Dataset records

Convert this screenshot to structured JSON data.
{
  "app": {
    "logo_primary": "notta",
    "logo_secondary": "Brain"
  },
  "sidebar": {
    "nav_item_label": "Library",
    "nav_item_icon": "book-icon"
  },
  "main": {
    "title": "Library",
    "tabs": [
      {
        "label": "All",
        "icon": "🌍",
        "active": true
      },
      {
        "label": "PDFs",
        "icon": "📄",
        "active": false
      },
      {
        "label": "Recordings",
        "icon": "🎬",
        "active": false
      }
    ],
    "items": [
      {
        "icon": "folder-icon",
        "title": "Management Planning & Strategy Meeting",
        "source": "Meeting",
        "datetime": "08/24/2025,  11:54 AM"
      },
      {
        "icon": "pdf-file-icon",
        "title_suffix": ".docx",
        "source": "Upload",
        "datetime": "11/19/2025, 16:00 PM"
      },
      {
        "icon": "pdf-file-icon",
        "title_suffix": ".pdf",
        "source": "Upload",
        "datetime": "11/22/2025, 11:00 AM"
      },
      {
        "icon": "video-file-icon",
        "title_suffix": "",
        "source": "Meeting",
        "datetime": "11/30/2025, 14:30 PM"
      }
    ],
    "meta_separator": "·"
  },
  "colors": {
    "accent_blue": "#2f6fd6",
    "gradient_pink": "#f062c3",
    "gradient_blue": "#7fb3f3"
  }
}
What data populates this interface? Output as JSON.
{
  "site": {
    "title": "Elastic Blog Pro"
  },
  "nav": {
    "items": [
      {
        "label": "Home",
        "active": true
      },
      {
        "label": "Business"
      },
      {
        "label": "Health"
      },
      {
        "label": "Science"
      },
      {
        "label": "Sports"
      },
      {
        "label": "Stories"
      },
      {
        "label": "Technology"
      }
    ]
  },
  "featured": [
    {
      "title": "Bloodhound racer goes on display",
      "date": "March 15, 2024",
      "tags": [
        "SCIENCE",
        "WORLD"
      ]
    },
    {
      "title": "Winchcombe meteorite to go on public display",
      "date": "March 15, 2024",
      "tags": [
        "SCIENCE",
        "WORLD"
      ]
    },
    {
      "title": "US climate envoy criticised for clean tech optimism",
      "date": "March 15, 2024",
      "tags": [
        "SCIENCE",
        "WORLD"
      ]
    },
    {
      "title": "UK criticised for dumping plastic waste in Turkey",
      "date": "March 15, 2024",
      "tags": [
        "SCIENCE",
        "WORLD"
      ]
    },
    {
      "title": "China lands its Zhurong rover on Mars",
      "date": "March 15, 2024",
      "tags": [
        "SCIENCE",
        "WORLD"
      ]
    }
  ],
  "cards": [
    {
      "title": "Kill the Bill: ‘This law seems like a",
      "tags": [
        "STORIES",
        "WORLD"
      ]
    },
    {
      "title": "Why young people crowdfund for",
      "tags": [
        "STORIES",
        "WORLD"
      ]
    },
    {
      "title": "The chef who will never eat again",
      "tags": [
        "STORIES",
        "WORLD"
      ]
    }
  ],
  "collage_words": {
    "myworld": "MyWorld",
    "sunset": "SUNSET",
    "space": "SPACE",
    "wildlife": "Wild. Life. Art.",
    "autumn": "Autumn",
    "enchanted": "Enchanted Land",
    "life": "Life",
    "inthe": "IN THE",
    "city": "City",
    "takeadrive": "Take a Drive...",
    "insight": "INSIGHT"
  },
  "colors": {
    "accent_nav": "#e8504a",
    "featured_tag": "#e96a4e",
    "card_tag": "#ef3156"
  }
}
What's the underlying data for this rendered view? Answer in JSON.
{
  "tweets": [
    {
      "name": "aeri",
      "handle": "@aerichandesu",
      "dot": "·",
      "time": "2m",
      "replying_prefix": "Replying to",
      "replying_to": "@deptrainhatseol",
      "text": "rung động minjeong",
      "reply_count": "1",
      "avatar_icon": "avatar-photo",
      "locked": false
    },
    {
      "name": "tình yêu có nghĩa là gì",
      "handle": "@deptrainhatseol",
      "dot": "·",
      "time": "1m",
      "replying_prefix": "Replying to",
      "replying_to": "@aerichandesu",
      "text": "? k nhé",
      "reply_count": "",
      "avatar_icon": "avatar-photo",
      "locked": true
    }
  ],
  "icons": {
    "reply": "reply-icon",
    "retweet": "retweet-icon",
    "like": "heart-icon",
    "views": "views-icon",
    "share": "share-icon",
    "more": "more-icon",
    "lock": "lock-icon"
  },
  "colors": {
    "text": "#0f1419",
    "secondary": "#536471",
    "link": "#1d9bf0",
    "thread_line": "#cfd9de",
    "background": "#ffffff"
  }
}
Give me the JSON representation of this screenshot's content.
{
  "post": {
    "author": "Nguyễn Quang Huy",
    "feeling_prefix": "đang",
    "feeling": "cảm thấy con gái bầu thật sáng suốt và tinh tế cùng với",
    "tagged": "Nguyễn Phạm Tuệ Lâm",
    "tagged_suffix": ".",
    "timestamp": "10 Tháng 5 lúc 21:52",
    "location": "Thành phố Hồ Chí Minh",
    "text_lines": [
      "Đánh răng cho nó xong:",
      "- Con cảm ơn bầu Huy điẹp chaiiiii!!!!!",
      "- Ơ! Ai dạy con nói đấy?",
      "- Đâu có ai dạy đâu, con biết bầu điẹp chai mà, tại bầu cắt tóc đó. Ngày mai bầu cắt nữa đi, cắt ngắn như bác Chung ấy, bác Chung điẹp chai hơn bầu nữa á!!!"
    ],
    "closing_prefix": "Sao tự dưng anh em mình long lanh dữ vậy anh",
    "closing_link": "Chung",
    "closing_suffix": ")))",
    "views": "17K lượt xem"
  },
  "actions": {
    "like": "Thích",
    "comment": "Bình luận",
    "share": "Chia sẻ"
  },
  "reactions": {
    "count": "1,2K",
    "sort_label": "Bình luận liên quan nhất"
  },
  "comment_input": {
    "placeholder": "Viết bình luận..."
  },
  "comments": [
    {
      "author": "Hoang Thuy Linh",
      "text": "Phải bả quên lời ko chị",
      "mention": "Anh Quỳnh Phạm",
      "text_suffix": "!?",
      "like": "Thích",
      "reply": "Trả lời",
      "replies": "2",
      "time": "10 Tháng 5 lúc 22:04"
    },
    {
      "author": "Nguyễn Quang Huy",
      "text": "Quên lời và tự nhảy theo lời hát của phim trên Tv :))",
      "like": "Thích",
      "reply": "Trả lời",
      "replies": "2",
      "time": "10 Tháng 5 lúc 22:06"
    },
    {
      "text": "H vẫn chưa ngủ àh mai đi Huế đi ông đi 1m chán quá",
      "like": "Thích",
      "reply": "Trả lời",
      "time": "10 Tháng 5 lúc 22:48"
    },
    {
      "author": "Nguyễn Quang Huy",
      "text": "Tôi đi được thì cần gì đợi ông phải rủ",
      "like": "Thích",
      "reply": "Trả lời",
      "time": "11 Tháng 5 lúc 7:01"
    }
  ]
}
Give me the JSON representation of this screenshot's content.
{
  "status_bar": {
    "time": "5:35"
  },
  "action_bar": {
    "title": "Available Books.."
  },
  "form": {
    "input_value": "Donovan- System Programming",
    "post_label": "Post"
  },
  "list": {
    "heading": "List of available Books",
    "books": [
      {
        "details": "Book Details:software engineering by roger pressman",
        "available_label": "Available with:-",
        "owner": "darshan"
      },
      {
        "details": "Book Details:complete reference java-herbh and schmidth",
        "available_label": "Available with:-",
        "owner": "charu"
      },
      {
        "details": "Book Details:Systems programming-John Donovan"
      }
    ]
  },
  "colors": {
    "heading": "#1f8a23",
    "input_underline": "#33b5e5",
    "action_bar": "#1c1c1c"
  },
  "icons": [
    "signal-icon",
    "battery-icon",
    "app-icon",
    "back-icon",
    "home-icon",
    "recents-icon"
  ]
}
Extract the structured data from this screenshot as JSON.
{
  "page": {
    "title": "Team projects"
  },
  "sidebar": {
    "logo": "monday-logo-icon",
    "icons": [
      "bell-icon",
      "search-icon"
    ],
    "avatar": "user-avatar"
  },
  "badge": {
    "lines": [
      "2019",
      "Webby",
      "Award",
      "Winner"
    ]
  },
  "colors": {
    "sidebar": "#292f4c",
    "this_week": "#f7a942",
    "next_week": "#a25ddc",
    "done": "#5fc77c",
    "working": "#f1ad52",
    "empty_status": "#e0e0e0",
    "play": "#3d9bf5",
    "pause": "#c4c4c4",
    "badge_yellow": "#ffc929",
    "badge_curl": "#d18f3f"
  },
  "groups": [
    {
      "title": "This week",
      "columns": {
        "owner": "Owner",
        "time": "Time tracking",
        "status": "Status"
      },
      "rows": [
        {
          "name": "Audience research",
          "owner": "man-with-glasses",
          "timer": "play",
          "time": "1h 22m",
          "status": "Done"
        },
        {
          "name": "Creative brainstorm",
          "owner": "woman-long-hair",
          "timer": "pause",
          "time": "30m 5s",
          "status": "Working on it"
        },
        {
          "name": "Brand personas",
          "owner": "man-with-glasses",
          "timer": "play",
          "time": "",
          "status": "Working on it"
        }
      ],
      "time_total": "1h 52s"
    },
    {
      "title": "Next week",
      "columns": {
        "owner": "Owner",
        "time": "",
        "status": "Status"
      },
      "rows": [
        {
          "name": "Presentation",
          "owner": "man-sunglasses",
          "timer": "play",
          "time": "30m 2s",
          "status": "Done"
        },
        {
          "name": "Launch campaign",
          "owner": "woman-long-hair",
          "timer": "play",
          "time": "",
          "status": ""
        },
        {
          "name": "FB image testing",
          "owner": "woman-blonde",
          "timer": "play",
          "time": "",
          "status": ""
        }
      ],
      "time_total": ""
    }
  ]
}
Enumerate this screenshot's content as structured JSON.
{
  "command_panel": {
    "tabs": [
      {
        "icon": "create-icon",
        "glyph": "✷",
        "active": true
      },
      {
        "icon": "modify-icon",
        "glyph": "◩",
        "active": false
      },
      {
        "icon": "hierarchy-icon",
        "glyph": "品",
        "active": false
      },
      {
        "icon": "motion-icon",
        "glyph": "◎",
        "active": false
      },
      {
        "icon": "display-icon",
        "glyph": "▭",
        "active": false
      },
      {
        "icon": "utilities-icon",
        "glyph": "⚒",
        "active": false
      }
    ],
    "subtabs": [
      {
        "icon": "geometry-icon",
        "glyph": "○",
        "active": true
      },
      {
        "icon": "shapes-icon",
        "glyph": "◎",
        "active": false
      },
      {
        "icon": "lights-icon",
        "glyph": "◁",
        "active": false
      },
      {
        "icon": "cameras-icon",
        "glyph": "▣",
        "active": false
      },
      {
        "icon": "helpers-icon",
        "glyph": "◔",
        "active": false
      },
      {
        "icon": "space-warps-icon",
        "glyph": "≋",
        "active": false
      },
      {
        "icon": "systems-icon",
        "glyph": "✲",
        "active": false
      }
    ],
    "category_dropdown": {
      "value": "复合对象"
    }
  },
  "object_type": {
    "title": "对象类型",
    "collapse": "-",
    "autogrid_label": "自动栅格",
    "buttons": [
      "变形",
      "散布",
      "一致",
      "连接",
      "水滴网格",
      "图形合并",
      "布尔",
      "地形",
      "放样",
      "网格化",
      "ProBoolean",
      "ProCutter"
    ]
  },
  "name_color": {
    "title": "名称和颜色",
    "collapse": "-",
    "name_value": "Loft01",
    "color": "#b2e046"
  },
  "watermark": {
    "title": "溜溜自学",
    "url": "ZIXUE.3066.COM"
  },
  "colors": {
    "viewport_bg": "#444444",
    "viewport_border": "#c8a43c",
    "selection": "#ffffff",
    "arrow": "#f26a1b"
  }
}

◆ **Exercise description**: Tally how many lines of the material contain the word "ffffff". The answer must be the number and nothing else.

◆ **The result**: 2